Exercise objective: Below are some records. Copy every line in them that holds "Continue".

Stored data
[START]

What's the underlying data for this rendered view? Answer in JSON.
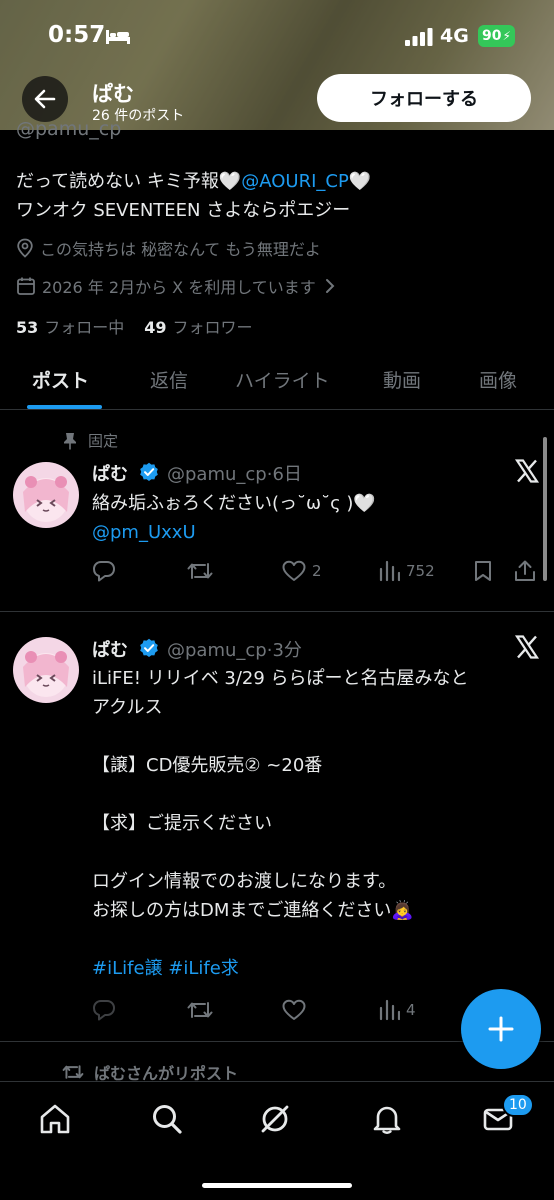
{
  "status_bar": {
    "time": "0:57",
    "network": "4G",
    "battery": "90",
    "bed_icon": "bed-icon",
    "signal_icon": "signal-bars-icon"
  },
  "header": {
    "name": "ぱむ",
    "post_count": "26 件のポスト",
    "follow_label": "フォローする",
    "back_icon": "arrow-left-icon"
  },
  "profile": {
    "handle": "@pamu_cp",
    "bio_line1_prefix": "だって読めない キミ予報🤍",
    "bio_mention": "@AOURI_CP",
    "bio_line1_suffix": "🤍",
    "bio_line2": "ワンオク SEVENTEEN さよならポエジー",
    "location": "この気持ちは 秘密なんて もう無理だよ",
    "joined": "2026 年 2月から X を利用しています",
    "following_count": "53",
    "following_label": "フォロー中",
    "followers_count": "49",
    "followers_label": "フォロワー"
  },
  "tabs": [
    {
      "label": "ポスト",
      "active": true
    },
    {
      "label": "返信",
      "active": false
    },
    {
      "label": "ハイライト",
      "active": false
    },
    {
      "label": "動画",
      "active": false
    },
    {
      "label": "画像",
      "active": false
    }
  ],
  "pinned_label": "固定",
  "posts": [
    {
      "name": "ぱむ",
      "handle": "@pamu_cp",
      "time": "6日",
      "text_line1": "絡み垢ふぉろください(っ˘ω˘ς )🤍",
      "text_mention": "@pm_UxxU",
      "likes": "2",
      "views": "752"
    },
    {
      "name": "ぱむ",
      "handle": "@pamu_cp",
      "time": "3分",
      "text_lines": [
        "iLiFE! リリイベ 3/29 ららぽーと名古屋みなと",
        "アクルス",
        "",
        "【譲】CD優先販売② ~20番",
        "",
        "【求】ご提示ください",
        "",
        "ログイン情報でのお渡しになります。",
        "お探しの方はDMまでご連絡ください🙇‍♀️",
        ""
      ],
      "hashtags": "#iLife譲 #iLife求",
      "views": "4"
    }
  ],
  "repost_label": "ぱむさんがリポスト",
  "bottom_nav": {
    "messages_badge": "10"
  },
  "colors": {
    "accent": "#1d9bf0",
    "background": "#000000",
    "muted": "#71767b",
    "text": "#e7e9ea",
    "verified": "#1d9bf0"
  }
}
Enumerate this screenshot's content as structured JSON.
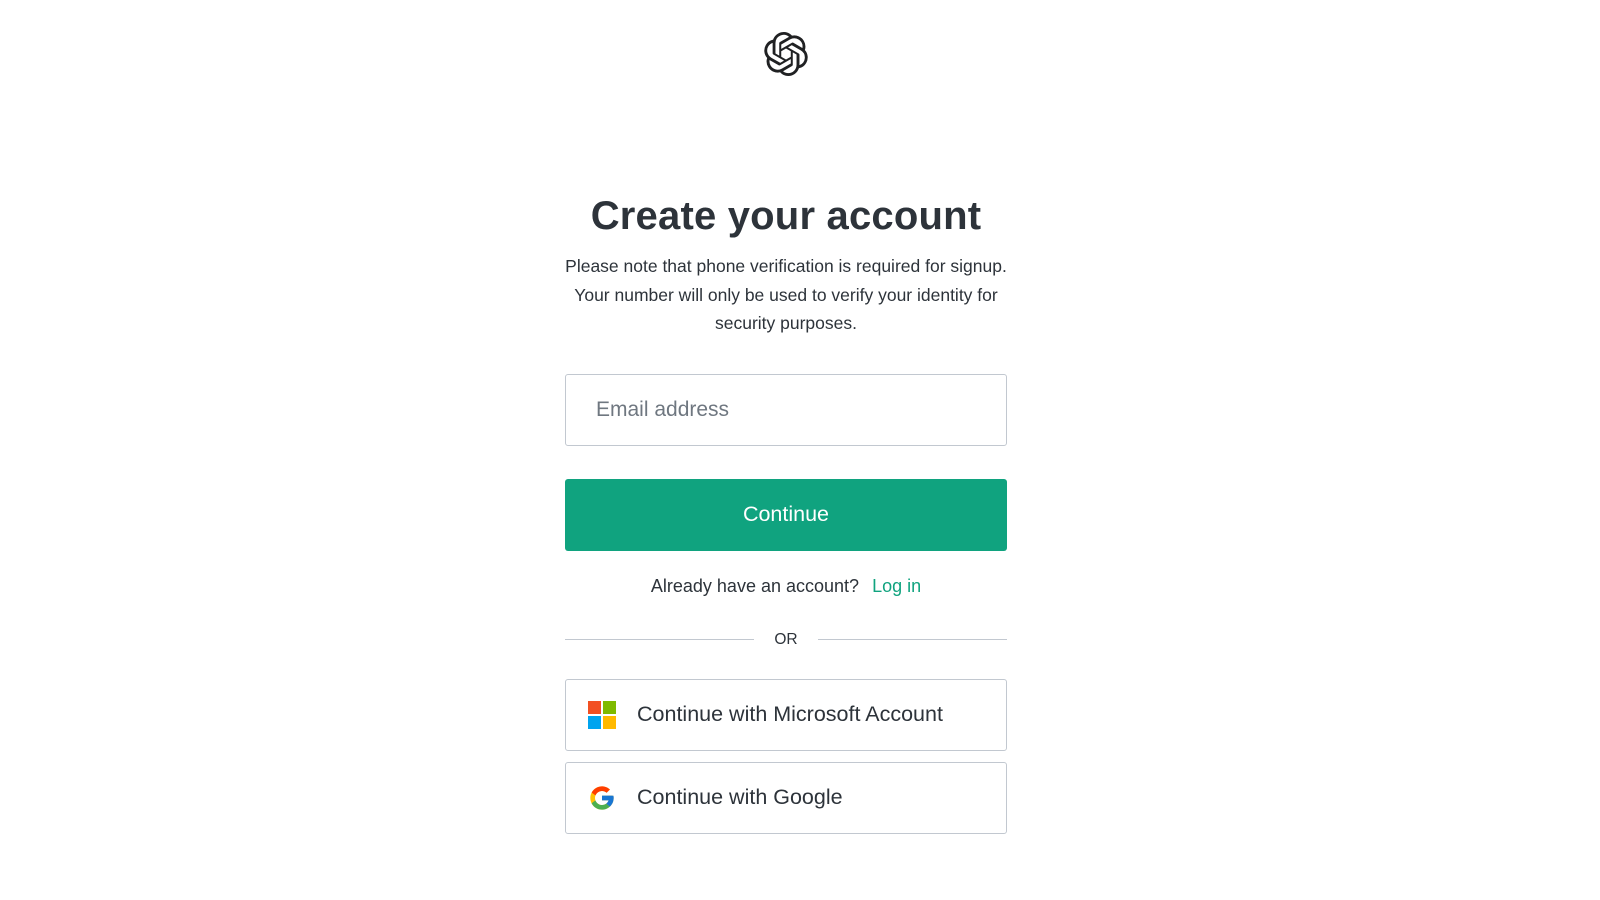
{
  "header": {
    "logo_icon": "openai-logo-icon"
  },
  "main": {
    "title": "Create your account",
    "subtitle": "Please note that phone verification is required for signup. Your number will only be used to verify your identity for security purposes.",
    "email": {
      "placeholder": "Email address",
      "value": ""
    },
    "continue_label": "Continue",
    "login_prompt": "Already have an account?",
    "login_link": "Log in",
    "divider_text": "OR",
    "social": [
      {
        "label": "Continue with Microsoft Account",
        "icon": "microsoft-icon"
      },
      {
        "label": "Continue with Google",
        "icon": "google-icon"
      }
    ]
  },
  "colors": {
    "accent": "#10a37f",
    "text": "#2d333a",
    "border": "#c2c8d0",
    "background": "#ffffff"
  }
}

[END]

Correct answer:
    "continue_label": "Continue",
        "label": "Continue with Microsoft Account",
        "label": "Continue with Google",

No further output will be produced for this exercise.